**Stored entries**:
■ ■ ■ ■ ■
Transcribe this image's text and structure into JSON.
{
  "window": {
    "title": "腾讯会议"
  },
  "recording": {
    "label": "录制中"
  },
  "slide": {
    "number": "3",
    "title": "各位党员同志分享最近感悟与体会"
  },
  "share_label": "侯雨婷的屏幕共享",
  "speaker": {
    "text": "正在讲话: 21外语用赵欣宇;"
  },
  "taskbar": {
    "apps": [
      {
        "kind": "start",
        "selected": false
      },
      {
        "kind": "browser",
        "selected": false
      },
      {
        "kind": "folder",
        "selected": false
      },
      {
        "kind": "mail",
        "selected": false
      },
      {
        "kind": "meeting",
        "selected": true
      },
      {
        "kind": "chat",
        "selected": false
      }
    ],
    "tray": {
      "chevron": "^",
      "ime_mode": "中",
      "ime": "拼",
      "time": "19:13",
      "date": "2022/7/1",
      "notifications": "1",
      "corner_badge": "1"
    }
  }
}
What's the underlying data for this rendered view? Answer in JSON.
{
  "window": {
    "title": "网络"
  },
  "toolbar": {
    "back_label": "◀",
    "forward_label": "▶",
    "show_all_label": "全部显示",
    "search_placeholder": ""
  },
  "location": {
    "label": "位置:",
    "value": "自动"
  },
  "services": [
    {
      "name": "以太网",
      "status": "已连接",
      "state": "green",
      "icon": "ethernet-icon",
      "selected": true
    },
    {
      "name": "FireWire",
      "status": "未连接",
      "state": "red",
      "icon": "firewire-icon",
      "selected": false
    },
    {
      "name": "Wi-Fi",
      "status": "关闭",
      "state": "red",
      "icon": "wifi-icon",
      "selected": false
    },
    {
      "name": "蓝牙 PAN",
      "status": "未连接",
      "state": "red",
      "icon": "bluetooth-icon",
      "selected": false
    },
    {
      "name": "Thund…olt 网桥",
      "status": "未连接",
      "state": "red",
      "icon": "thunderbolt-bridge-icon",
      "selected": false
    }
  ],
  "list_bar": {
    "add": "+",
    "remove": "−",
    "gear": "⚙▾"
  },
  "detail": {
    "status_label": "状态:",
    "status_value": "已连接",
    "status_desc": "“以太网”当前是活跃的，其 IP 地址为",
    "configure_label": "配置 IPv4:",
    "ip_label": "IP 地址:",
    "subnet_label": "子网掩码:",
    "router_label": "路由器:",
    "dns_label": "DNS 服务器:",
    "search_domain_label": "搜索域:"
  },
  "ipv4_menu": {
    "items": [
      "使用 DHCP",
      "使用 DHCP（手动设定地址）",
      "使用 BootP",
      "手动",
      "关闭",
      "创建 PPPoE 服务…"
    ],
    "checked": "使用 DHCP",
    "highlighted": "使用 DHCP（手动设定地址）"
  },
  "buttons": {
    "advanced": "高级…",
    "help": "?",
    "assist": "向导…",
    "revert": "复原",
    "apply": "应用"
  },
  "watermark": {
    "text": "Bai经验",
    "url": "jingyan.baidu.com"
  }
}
■ ■ ■ ■ ■
Retype the entries one by one, exactly.

**FINAL RESULT**:
Transcribe this image's text and structure into JSON.
{
  "window": {
    "title": "腾讯会议"
  },
  "recording": {
    "label": "录制中"
  },
  "slide": {
    "number": "3",
    "title": "各位党员同志分享最近感悟与体会"
  },
  "share_label": "侯雨婷的屏幕共享",
  "speaker": {
    "text": "正在讲话: 21外语用赵欣宇;"
  },
  "taskbar": {
    "apps": [
      {
        "kind": "start",
        "selected": false
      },
      {
        "kind": "browser",
        "selected": false
      },
      {
        "kind": "folder",
        "selected": false
      },
      {
        "kind": "mail",
        "selected": false
      },
      {
        "kind": "meeting",
        "selected": true
      },
      {
        "kind": "chat",
        "selected": false
      }
    ],
    "tray": {
      "chevron": "^",
      "ime_mode": "中",
      "ime": "拼",
      "time": "19:13",
      "date": "2022/7/1",
      "notifications": "1",
      "corner_badge": "1"
    }
  }
}
What's the underlying data for this rendered view? Answer in JSON.
{
  "window": {
    "title": "网络"
  },
  "toolbar": {
    "back_label": "◀",
    "forward_label": "▶",
    "show_all_label": "全部显示",
    "search_placeholder": ""
  },
  "location": {
    "label": "位置:",
    "value": "自动"
  },
  "services": [
    {
      "name": "以太网",
      "status": "已连接",
      "state": "green",
      "icon": "ethernet-icon",
      "selected": true
    },
    {
      "name": "FireWire",
      "status": "未连接",
      "state": "red",
      "icon": "firewire-icon",
      "selected": false
    },
    {
      "name": "Wi-Fi",
      "status": "关闭",
      "state": "red",
      "icon": "wifi-icon",
      "selected": false
    },
    {
      "name": "蓝牙 PAN",
      "status": "未连接",
      "state": "red",
      "icon": "bluetooth-icon",
      "selected": false
    },
    {
      "name": "Thund…olt 网桥",
      "status": "未连接",
      "state": "red",
      "icon": "thunderbolt-bridge-icon",
      "selected": false
    }
  ],
  "list_bar": {
    "add": "+",
    "remove": "−",
    "gear": "⚙▾"
  },
  "detail": {
    "status_label": "状态:",
    "status_value": "已连接",
    "status_desc": "“以太网”当前是活跃的，其 IP 地址为",
    "configure_label": "配置 IPv4:",
    "ip_label": "IP 地址:",
    "subnet_label": "子网掩码:",
    "router_label": "路由器:",
    "dns_label": "DNS 服务器:",
    "search_domain_label": "搜索域:"
  },
  "ipv4_menu": {
    "items": [
      "使用 DHCP",
      "使用 DHCP（手动设定地址）",
      "使用 BootP",
      "手动",
      "关闭",
      "创建 PPPoE 服务…"
    ],
    "checked": "使用 DHCP",
    "highlighted": "使用 DHCP（手动设定地址）"
  },
  "buttons": {
    "advanced": "高级…",
    "help": "?",
    "assist": "向导…",
    "revert": "复原",
    "apply": "应用"
  },
  "watermark": {
    "text": "Bai经验",
    "url": "jingyan.baidu.com"
  }
}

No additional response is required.